■ Task statement
Below are some records; give them all again exactly, but not the pictures.

■ Provided records

- - -

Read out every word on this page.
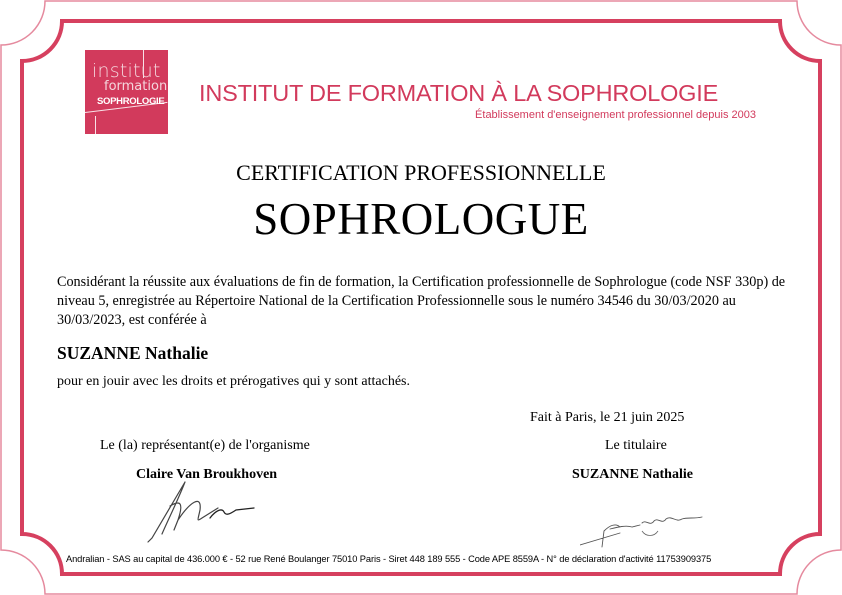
institut
formation
SOPHROLOGIE INSTITUT DE FORMATION À LA SOPHROLOGIE
Établissement d'enseignement professionnel depuis 2003
CERTIFICATION PROFESSIONNELLE
SOPHROLOGUE
Considérant la réussite aux évaluations de fin de formation, la Certification professionnelle de Sophrologue (code NSF 330p) de niveau 5, enregistrée au Répertoire National de la Certification Professionnelle sous le numéro 34546 du 30/03/2020 au 30/03/2023, est conférée à
SUZANNE Nathalie
pour en jouir avec les droits et prérogatives qui y sont attachés.
Fait à Paris, le 21 juin 2025
Le (la) représentant(e) de l'organisme	Le titulaire
Claire Van Broukhoven	SUZANNE Nathalie
Andralian - SAS au capital de 436.000 € - 52 rue René Boulanger 75010 Paris - Siret 448 189 555 - Code APE 8559A - N° de déclaration d'activité 11753909375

- - -

■ Reply
Read out every word on this page.
institut
formation
SOPHROLOGIE INSTITUT DE FORMATION À LA SOPHROLOGIE
Établissement d'enseignement professionnel depuis 2003
CERTIFICATION PROFESSIONNELLE
SOPHROLOGUE
Considérant la réussite aux évaluations de fin de formation, la Certification professionnelle de Sophrologue (code NSF 330p) de niveau 5, enregistrée au Répertoire National de la Certification Professionnelle sous le numéro 34546 du 30/03/2020 au 30/03/2023, est conférée à
SUZANNE Nathalie
pour en jouir avec les droits et prérogatives qui y sont attachés.
Fait à Paris, le 21 juin 2025
Le (la) représentant(e) de l'organisme	Le titulaire
Claire Van Broukhoven	SUZANNE Nathalie
Andralian - SAS au capital de 436.000 € - 52 rue René Boulanger 75010 Paris - Siret 448 189 555 - Code APE 8559A - N° de déclaration d'activité 11753909375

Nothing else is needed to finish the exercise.